• Da fare:
- 1) Secondo il testo sulla celiachia, quale quota della popolazione è celiaca?
- 2) Elenca tutti gli inconvenienti che, secondo il testo sulla celiachia, accompagnano ancora troppo spesso la diagnosi di questa malattia.
- 3) Prosegui il testo sulla celiachia subito dopo la sua ultima frase.

• Estratto:
========================
Anche se il mercato dei prodotti gluten free è in crescita, come lo è il numero delle persone che, senza motivazioni mediche, si astengono dal consumare glutine, il numero dei celiaci è stabile, attorno all’1% della popolazione. Questo numero è però anche altrettanto stabilmente sottostimato, secondo molti esperti, al punto che alcune valutazioni parlano di un solo caso su tre realmente riconosciuto come tale. La celiachia – che è una patologia di tipo autoimmune – continua infatti a essere diagnosticata troppo spesso dopo ritardi, lentezze, errori a causa dell’ambiguità dei sintomi, che possono essere confusi con altri disturbi e malattie gastrointestinali, e che vengono quindi verificati tramite gli esami specifici in un numero di casi insufficiente. Nei mesi di settembre e ottobre, tuttavia, sono stati pubblicati un documento ufficiale e una metanalisi che potrebbero contribuire a modificare la situazione, perché finalmente indicano elementi più specifici per procedere con gli approfondimenti e fattori di rischio da tenere presenti qualora ci sia un sospetto.
========================
• Dati forniti:
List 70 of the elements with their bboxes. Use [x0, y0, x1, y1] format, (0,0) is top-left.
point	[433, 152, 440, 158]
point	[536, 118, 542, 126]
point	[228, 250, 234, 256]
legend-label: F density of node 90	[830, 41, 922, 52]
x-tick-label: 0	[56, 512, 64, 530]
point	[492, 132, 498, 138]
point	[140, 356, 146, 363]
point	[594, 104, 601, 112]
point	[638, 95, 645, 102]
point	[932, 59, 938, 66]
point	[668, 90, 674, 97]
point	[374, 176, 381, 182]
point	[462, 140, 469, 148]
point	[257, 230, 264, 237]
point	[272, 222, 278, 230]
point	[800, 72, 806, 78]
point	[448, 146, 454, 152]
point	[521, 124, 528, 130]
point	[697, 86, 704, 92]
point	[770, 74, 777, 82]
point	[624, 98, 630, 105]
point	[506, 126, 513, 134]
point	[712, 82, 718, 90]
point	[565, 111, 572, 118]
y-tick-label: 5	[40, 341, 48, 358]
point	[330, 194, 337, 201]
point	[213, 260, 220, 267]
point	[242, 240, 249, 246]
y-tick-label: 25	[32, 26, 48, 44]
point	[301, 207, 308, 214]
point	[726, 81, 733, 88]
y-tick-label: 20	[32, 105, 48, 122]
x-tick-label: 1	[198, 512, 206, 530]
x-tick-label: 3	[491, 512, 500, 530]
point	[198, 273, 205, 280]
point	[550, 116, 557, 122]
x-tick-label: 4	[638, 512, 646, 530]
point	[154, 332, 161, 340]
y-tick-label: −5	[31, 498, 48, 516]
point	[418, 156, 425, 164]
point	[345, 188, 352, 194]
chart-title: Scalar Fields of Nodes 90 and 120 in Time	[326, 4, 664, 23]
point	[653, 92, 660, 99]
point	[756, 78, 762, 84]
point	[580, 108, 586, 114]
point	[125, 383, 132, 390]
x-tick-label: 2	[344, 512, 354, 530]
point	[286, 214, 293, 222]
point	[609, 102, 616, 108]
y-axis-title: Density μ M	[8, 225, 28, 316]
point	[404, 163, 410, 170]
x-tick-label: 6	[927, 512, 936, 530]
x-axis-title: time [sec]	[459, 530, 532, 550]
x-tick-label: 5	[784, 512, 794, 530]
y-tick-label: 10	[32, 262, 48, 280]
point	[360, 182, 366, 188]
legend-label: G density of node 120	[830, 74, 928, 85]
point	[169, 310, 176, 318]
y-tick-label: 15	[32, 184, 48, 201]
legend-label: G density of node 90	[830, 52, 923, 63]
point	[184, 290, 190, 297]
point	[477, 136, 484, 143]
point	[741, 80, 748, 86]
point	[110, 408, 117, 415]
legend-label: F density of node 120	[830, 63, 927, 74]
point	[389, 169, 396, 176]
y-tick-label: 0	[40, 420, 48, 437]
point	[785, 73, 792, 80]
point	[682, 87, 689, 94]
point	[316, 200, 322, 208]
========================
• Soluzioni:
- 1) Circa l'1% della popolazione.

- 2) Ritardi, lentezze, errori.

- 3)
Nel primo caso, Nature Reviews on Gastroenterology & Hepatology ha pubblicato un documento rivolto soprattutto a chi fa ricerca e ai clinici. In esso si sottolineano le domande più urgenti sui meccanismi della malattia, la diagnosi, la terapia e la gestione, in base alle evidenze oggi disponibili e a quanto emerso negli Stati Uniti nel marzo 2020 a un workshop della Celiac Disease Foundation e della Society for the Study of Celiac Disease. Ancora oggi, infatti, l’unico trattamento consigliato è la dieta e la presa in carico dei pazienti è, a volte, insoddisfacente. La dieta, oltretutto, non è di aiuto per tutti i malati, e al tempo stesso, negli ultimi anni sono stati proposti approcci diversi (in molti casi basati sull’instaurazione di una tolleranza), alcuni dei quali ancora al vaglio delle sperimentazioni cliniche. Il documento contiene anche un aggiornamento sui test sierologici disponibili e fa il punto sull’effettiva necessità di ricorrere a una biopsia intestinale per avere la diagnosi definitiva.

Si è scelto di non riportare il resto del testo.